Extracted data entries:
** BEGIN **
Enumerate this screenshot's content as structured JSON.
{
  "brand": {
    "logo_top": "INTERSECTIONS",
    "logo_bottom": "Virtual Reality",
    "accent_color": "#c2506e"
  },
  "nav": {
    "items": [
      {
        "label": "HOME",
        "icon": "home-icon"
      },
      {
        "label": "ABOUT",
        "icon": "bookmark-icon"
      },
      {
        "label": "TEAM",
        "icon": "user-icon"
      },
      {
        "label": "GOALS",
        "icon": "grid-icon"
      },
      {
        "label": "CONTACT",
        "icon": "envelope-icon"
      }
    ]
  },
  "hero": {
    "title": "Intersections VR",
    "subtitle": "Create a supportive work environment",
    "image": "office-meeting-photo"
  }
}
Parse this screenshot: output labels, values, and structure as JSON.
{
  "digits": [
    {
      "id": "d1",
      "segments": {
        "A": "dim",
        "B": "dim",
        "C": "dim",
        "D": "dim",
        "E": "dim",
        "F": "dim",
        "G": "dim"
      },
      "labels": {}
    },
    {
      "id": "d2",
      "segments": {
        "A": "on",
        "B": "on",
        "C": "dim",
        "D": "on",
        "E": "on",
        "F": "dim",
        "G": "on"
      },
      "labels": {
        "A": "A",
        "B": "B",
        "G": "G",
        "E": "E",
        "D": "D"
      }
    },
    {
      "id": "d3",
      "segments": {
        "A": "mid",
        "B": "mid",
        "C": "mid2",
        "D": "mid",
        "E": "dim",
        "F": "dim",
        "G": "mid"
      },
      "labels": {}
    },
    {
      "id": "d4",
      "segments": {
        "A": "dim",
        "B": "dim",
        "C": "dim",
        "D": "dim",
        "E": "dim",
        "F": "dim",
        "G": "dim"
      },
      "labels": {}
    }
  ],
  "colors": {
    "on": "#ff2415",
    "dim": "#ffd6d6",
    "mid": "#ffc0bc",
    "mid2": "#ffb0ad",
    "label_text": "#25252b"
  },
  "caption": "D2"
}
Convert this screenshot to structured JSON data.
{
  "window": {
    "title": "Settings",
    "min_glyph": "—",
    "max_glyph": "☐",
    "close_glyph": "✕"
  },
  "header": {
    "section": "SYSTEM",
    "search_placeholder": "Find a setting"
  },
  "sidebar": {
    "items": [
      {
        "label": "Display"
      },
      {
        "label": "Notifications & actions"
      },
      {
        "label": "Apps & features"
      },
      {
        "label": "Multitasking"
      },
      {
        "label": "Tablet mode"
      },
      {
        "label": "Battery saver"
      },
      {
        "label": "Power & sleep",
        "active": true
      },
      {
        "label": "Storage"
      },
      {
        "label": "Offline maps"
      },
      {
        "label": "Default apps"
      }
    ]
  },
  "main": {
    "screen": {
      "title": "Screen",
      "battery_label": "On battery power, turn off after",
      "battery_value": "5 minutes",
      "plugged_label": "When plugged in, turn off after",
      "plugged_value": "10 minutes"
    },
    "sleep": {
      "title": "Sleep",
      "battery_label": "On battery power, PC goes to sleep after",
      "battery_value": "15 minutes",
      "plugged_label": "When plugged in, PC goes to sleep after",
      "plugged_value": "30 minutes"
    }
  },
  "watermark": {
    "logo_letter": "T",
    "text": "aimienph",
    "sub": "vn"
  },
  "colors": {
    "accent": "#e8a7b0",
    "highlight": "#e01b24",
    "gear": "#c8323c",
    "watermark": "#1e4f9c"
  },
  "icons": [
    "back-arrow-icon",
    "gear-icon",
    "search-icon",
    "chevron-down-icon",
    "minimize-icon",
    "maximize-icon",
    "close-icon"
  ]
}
** END **
▸ **WRITTEN INSTRUCTION**
Copy each record from above without leaving any out.

▸ **ANSWER TO THE TASK**
Enumerate this screenshot's content as structured JSON.
{
  "brand": {
    "logo_top": "INTERSECTIONS",
    "logo_bottom": "Virtual Reality",
    "accent_color": "#c2506e"
  },
  "nav": {
    "items": [
      {
        "label": "HOME",
        "icon": "home-icon"
      },
      {
        "label": "ABOUT",
        "icon": "bookmark-icon"
      },
      {
        "label": "TEAM",
        "icon": "user-icon"
      },
      {
        "label": "GOALS",
        "icon": "grid-icon"
      },
      {
        "label": "CONTACT",
        "icon": "envelope-icon"
      }
    ]
  },
  "hero": {
    "title": "Intersections VR",
    "subtitle": "Create a supportive work environment",
    "image": "office-meeting-photo"
  }
}
Parse this screenshot: output labels, values, and structure as JSON.
{
  "digits": [
    {
      "id": "d1",
      "segments": {
        "A": "dim",
        "B": "dim",
        "C": "dim",
        "D": "dim",
        "E": "dim",
        "F": "dim",
        "G": "dim"
      },
      "labels": {}
    },
    {
      "id": "d2",
      "segments": {
        "A": "on",
        "B": "on",
        "C": "dim",
        "D": "on",
        "E": "on",
        "F": "dim",
        "G": "on"
      },
      "labels": {
        "A": "A",
        "B": "B",
        "G": "G",
        "E": "E",
        "D": "D"
      }
    },
    {
      "id": "d3",
      "segments": {
        "A": "mid",
        "B": "mid",
        "C": "mid2",
        "D": "mid",
        "E": "dim",
        "F": "dim",
        "G": "mid"
      },
      "labels": {}
    },
    {
      "id": "d4",
      "segments": {
        "A": "dim",
        "B": "dim",
        "C": "dim",
        "D": "dim",
        "E": "dim",
        "F": "dim",
        "G": "dim"
      },
      "labels": {}
    }
  ],
  "colors": {
    "on": "#ff2415",
    "dim": "#ffd6d6",
    "mid": "#ffc0bc",
    "mid2": "#ffb0ad",
    "label_text": "#25252b"
  },
  "caption": "D2"
}
Convert this screenshot to structured JSON data.
{
  "window": {
    "title": "Settings",
    "min_glyph": "—",
    "max_glyph": "☐",
    "close_glyph": "✕"
  },
  "header": {
    "section": "SYSTEM",
    "search_placeholder": "Find a setting"
  },
  "sidebar": {
    "items": [
      {
        "label": "Display"
      },
      {
        "label": "Notifications & actions"
      },
      {
        "label": "Apps & features"
      },
      {
        "label": "Multitasking"
      },
      {
        "label": "Tablet mode"
      },
      {
        "label": "Battery saver"
      },
      {
        "label": "Power & sleep",
        "active": true
      },
      {
        "label": "Storage"
      },
      {
        "label": "Offline maps"
      },
      {
        "label": "Default apps"
      }
    ]
  },
  "main": {
    "screen": {
      "title": "Screen",
      "battery_label": "On battery power, turn off after",
      "battery_value": "5 minutes",
      "plugged_label": "When plugged in, turn off after",
      "plugged_value": "10 minutes"
    },
    "sleep": {
      "title": "Sleep",
      "battery_label": "On battery power, PC goes to sleep after",
      "battery_value": "15 minutes",
      "plugged_label": "When plugged in, PC goes to sleep after",
      "plugged_value": "30 minutes"
    }
  },
  "watermark": {
    "logo_letter": "T",
    "text": "aimienph",
    "sub": "vn"
  },
  "colors": {
    "accent": "#e8a7b0",
    "highlight": "#e01b24",
    "gear": "#c8323c",
    "watermark": "#1e4f9c"
  },
  "icons": [
    "back-arrow-icon",
    "gear-icon",
    "search-icon",
    "chevron-down-icon",
    "minimize-icon",
    "maximize-icon",
    "close-icon"
  ]
}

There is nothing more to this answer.